• [What to work on] Copy each line of the entries that contains the word "population".

• [Data to use]

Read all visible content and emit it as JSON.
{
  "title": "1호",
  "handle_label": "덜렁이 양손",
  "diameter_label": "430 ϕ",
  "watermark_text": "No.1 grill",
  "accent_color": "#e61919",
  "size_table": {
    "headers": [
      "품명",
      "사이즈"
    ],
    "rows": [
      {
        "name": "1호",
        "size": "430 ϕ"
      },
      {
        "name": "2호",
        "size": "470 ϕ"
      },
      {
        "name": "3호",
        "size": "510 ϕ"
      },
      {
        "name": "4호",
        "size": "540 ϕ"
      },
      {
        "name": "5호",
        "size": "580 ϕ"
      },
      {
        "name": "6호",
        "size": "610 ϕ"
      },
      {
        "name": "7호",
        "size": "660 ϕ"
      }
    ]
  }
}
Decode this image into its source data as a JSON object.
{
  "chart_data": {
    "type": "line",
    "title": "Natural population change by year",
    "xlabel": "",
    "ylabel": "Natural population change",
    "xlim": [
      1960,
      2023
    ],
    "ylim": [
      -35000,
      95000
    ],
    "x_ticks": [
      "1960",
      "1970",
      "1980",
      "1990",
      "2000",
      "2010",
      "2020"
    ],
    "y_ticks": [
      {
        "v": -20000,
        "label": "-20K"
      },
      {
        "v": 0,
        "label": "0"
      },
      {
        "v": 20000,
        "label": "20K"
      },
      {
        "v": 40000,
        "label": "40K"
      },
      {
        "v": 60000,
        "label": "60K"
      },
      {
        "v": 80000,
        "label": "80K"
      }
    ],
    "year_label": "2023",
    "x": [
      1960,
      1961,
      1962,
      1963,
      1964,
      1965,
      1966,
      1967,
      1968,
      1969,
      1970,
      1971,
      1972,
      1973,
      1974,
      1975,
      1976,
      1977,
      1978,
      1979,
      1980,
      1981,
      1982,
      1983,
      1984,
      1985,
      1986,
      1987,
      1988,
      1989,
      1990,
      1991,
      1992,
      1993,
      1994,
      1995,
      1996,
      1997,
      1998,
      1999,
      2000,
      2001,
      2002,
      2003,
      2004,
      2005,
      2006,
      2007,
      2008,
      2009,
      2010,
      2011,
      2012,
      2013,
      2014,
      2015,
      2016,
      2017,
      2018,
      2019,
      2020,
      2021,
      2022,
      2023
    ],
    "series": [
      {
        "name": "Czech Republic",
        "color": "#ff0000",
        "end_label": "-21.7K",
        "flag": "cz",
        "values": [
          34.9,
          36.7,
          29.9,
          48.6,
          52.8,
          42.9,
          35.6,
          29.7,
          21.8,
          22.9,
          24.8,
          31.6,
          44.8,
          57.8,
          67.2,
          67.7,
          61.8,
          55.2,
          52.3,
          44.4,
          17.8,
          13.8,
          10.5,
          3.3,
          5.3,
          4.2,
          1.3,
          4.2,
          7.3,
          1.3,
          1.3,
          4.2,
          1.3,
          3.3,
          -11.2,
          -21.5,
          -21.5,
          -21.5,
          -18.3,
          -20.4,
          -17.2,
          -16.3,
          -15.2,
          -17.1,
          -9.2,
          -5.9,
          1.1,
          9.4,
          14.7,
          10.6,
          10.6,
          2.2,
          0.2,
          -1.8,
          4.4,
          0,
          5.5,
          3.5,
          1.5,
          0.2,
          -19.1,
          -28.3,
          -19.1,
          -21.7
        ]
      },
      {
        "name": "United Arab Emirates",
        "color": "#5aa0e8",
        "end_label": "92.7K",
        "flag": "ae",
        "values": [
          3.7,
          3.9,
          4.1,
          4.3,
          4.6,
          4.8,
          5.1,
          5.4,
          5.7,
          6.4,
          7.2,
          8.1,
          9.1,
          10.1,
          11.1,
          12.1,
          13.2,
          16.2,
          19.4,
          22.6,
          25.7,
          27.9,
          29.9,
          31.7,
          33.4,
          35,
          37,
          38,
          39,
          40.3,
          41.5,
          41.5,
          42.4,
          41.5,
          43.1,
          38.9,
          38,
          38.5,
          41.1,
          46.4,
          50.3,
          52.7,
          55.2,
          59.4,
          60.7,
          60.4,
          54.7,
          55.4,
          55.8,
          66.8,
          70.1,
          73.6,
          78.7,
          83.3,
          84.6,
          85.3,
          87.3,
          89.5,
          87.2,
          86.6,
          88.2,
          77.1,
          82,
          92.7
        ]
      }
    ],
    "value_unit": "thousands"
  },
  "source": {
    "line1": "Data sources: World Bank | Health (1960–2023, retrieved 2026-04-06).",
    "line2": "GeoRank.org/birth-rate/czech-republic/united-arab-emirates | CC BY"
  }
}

• [Worked answer]
    "title": "Natural population change by year",
    "ylabel": "Natural population change",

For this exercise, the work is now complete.